> **What is asked**
Count lines with the string "text" in them. State the number alone.

> **Data excerpts**
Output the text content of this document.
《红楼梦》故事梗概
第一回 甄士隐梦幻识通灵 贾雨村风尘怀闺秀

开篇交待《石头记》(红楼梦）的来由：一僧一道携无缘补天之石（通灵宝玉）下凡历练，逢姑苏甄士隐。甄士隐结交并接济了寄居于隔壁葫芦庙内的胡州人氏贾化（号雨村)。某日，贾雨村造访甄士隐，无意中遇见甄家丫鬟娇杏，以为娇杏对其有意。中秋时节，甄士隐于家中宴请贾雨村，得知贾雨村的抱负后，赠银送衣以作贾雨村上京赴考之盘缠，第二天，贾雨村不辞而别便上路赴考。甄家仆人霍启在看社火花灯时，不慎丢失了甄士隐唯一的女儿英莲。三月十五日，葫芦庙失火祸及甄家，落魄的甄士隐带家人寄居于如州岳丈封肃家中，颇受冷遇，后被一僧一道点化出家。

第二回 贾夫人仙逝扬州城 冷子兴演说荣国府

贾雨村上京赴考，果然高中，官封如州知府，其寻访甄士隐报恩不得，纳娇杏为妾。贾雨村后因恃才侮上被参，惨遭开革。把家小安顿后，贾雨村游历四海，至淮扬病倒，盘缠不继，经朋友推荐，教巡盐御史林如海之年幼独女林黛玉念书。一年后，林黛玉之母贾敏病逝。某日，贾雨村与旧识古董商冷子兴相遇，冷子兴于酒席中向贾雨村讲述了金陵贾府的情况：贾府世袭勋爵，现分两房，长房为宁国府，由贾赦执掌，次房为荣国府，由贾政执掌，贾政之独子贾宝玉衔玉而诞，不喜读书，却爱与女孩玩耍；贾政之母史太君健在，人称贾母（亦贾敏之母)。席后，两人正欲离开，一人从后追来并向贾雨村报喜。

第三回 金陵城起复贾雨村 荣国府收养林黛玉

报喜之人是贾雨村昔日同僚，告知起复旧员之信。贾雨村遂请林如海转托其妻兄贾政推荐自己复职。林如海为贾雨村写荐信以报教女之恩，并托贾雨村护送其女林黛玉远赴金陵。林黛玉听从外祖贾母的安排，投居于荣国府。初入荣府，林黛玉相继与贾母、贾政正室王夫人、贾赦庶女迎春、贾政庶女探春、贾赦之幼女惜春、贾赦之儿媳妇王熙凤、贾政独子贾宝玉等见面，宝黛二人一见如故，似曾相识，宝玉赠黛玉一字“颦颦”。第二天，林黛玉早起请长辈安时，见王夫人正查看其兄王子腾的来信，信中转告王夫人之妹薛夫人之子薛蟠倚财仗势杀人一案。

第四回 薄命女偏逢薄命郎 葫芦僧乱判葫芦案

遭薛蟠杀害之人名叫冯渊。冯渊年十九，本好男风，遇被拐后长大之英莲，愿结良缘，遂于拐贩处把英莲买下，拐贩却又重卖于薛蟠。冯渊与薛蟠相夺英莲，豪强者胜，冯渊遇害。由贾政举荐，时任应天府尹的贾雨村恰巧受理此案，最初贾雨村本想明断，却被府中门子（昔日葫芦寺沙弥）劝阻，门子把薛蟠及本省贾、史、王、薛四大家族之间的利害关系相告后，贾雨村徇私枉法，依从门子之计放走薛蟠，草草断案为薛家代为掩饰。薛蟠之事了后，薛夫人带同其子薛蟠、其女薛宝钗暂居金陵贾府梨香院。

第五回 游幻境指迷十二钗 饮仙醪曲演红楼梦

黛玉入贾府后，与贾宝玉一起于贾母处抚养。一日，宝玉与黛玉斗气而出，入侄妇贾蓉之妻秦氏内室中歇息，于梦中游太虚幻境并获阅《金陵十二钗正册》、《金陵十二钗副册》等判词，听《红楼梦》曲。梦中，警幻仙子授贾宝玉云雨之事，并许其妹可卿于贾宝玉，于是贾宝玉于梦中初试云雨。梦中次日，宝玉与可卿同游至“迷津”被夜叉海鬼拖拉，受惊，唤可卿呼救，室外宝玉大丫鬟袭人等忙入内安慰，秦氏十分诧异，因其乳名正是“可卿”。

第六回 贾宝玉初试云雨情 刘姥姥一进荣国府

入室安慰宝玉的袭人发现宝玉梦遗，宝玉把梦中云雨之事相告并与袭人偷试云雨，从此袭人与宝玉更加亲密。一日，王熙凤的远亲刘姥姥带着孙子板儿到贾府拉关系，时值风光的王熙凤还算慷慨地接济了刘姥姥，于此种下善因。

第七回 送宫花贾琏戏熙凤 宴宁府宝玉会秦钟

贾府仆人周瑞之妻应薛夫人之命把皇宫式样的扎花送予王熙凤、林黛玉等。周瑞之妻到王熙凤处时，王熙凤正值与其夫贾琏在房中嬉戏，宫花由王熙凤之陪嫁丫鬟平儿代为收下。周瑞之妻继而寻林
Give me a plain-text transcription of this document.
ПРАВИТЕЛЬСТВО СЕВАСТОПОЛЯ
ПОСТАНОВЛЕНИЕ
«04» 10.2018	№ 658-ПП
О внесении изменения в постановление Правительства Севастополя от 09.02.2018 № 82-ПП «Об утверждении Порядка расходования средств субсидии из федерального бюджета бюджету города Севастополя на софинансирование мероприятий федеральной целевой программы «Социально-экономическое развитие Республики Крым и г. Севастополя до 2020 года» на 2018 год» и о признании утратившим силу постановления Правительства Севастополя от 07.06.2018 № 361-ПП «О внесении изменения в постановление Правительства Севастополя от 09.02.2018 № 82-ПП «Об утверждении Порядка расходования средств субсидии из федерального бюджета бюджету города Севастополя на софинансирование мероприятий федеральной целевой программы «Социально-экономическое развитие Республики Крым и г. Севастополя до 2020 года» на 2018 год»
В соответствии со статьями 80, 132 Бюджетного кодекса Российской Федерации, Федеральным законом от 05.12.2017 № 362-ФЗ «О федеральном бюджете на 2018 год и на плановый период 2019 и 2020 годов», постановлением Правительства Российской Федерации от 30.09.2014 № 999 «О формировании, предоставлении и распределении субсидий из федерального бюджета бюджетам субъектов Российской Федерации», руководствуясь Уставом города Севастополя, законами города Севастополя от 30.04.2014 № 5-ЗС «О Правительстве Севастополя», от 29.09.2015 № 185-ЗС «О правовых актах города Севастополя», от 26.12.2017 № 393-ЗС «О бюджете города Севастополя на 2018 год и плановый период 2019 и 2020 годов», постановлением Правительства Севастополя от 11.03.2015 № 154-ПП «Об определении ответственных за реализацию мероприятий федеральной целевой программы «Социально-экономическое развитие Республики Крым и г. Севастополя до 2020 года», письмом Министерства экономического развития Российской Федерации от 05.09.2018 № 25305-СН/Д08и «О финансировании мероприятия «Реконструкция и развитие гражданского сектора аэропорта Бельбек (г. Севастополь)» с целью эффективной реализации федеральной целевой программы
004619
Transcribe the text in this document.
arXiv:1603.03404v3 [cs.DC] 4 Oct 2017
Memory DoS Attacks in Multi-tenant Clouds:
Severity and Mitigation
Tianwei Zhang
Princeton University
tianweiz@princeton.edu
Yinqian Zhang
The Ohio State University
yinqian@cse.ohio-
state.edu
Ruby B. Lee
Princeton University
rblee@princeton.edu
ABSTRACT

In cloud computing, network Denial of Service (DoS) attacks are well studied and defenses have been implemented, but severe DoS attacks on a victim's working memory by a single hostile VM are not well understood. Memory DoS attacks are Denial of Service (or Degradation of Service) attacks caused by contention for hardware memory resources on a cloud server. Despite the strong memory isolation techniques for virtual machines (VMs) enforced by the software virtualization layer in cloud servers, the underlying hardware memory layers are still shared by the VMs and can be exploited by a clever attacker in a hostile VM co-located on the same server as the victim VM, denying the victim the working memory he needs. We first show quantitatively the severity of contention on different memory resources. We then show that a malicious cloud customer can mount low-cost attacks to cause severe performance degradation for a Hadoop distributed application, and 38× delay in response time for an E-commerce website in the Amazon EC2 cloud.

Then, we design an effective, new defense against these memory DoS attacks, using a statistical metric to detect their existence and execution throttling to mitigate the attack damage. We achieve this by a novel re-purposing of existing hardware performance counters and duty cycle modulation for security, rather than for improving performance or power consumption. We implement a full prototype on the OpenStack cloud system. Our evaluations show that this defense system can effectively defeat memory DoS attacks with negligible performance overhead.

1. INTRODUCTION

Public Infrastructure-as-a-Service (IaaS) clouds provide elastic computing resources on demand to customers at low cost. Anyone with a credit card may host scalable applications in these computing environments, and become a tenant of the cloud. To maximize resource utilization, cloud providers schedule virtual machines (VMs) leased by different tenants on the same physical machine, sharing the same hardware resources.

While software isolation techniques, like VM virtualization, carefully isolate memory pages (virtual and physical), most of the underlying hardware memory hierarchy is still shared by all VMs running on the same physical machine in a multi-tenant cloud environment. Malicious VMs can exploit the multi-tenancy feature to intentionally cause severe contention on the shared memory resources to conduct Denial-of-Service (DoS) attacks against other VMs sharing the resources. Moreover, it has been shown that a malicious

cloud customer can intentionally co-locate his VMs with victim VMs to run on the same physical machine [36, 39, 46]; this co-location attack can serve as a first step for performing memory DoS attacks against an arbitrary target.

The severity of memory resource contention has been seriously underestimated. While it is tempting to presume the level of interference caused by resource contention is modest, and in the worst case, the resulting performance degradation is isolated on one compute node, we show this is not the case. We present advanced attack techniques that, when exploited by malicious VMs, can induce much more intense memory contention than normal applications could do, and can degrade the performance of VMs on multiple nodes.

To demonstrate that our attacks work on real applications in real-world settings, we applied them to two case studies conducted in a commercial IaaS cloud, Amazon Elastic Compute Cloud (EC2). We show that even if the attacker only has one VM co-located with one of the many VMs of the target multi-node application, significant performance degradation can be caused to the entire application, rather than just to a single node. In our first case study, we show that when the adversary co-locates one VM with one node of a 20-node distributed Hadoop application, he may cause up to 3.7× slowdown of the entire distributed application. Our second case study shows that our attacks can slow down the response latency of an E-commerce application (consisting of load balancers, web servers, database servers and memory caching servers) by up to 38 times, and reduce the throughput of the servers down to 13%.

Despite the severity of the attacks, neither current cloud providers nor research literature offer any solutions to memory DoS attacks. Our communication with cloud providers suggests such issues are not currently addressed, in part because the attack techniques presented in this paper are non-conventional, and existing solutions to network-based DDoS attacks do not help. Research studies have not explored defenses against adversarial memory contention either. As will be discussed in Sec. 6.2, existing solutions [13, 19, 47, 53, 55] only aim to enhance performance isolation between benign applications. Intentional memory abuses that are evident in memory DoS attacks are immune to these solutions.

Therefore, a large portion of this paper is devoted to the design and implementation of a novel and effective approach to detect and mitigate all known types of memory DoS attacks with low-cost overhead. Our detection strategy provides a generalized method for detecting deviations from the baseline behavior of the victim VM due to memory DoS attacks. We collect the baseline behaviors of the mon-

> **Result for this task**
3